** start of Data supplied **

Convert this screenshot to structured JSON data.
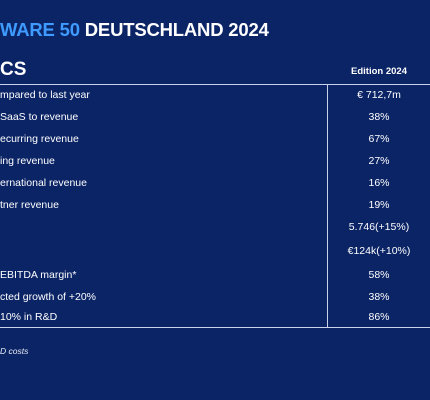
{
  "header": {
    "title_accent": "WARE 50",
    "title_rest": " DEUTSCHLAND 2024",
    "subtitle": "CS",
    "column_heading": "Edition 2024"
  },
  "rows": [
    {
      "label": "mpared to last year",
      "value": "€ 712,7m"
    },
    {
      "label": "SaaS to revenue",
      "value": "38%"
    },
    {
      "label": "ecurring revenue",
      "value": "67%"
    },
    {
      "label": "ing revenue",
      "value": "27%"
    },
    {
      "label": "ernational revenue",
      "value": "16%"
    },
    {
      "label": "tner revenue",
      "value": "19%"
    },
    {
      "label": "",
      "value": "5.746(+15%)"
    },
    {
      "label": "",
      "value": "€124k(+10%)"
    },
    {
      "label": "EBITDA margin*",
      "value": "58%"
    },
    {
      "label": "cted growth of +20%",
      "value": "38%"
    },
    {
      "label": "10% in R&D",
      "value": "86%"
    }
  ],
  "footnote": "D costs",
  "colors": {
    "background": "#0b2466",
    "accent": "#3f9bff",
    "text": "#ffffff",
    "rule": "#c9d3ea"
  }
}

** end of Data supplied **

Work to complete: Write out the records above once more, word for word, with no pictures.

Written response:
Convert this screenshot to structured JSON data.
{
  "header": {
    "title_accent": "WARE 50",
    "title_rest": " DEUTSCHLAND 2024",
    "subtitle": "CS",
    "column_heading": "Edition 2024"
  },
  "rows": [
    {
      "label": "mpared to last year",
      "value": "€ 712,7m"
    },
    {
      "label": "SaaS to revenue",
      "value": "38%"
    },
    {
      "label": "ecurring revenue",
      "value": "67%"
    },
    {
      "label": "ing revenue",
      "value": "27%"
    },
    {
      "label": "ernational revenue",
      "value": "16%"
    },
    {
      "label": "tner revenue",
      "value": "19%"
    },
    {
      "label": "",
      "value": "5.746(+15%)"
    },
    {
      "label": "",
      "value": "€124k(+10%)"
    },
    {
      "label": "EBITDA margin*",
      "value": "58%"
    },
    {
      "label": "cted growth of +20%",
      "value": "38%"
    },
    {
      "label": "10% in R&D",
      "value": "86%"
    }
  ],
  "footnote": "D costs",
  "colors": {
    "background": "#0b2466",
    "accent": "#3f9bff",
    "text": "#ffffff",
    "rule": "#c9d3ea"
  }
}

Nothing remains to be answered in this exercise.